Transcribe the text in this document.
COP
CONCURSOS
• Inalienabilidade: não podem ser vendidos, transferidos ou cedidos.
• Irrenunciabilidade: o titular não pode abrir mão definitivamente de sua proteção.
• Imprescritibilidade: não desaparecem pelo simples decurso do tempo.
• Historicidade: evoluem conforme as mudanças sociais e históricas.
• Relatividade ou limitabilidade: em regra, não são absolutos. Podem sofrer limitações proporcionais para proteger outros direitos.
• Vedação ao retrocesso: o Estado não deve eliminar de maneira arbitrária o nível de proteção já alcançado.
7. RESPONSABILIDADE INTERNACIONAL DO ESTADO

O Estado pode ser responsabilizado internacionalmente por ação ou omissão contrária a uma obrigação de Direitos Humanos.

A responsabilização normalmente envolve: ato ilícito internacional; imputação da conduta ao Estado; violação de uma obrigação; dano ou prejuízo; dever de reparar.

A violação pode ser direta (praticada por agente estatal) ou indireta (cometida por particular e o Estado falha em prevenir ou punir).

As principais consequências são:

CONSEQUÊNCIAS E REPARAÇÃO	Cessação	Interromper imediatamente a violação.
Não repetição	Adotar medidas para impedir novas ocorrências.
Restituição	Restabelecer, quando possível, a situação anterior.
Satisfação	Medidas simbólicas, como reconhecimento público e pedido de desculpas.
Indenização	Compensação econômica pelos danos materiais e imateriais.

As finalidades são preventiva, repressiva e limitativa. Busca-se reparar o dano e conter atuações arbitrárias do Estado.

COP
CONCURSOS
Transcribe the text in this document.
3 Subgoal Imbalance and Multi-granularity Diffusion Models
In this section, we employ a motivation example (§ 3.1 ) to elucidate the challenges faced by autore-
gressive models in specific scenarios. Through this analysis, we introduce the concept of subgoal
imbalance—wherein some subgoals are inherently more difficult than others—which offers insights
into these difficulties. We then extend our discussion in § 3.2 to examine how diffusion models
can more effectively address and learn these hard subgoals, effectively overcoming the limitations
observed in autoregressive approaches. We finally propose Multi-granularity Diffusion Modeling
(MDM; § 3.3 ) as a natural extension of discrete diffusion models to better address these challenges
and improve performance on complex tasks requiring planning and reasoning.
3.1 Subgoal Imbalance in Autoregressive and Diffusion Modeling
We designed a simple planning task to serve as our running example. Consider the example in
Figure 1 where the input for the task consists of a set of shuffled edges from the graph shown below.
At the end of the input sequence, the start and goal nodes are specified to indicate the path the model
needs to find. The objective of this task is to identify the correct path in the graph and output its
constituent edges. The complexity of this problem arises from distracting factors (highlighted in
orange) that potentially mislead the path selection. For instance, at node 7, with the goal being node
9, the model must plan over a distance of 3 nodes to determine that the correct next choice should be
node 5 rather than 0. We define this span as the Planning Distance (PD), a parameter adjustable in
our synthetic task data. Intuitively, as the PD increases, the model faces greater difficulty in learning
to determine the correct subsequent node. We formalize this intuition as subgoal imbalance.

Exercise brief
Copy every line of the records word for word.

In response
Transcribe the text in this document.
COP
CONCURSOS
• Inalienabilidade: não podem ser vendidos, transferidos ou cedidos.
• Irrenunciabilidade: o titular não pode abrir mão definitivamente de sua proteção.
• Imprescritibilidade: não desaparecem pelo simples decurso do tempo.
• Historicidade: evoluem conforme as mudanças sociais e históricas.
• Relatividade ou limitabilidade: em regra, não são absolutos. Podem sofrer limitações proporcionais para proteger outros direitos.
• Vedação ao retrocesso: o Estado não deve eliminar de maneira arbitrária o nível de proteção já alcançado.
7. RESPONSABILIDADE INTERNACIONAL DO ESTADO

O Estado pode ser responsabilizado internacionalmente por ação ou omissão contrária a uma obrigação de Direitos Humanos.

A responsabilização normalmente envolve: ato ilícito internacional; imputação da conduta ao Estado; violação de uma obrigação; dano ou prejuízo; dever de reparar.

A violação pode ser direta (praticada por agente estatal) ou indireta (cometida por particular e o Estado falha em prevenir ou punir).

As principais consequências são:

CONSEQUÊNCIAS E REPARAÇÃO	Cessação	Interromper imediatamente a violação.
Não repetição	Adotar medidas para impedir novas ocorrências.
Restituição	Restabelecer, quando possível, a situação anterior.
Satisfação	Medidas simbólicas, como reconhecimento público e pedido de desculpas.
Indenização	Compensação econômica pelos danos materiais e imateriais.

As finalidades são preventiva, repressiva e limitativa. Busca-se reparar o dano e conter atuações arbitrárias do Estado.

COP
CONCURSOS
Transcribe the text in this document.
3 Subgoal Imbalance and Multi-granularity Diffusion Models
In this section, we employ a motivation example (§ 3.1 ) to elucidate the challenges faced by autore-
gressive models in specific scenarios. Through this analysis, we introduce the concept of subgoal
imbalance—wherein some subgoals are inherently more difficult than others—which offers insights
into these difficulties. We then extend our discussion in § 3.2 to examine how diffusion models
can more effectively address and learn these hard subgoals, effectively overcoming the limitations
observed in autoregressive approaches. We finally propose Multi-granularity Diffusion Modeling
(MDM; § 3.3 ) as a natural extension of discrete diffusion models to better address these challenges
and improve performance on complex tasks requiring planning and reasoning.
3.1 Subgoal Imbalance in Autoregressive and Diffusion Modeling
We designed a simple planning task to serve as our running example. Consider the example in
Figure 1 where the input for the task consists of a set of shuffled edges from the graph shown below.
At the end of the input sequence, the start and goal nodes are specified to indicate the path the model
needs to find. The objective of this task is to identify the correct path in the graph and output its
constituent edges. The complexity of this problem arises from distracting factors (highlighted in
orange) that potentially mislead the path selection. For instance, at node 7, with the goal being node
9, the model must plan over a distance of 3 nodes to determine that the correct next choice should be
node 5 rather than 0. We define this span as the Planning Distance (PD), a parameter adjustable in
our synthetic task data. Intuitively, as the PD increases, the model faces greater difficulty in learning
to determine the correct subsequent node. We formalize this intuition as subgoal imbalance.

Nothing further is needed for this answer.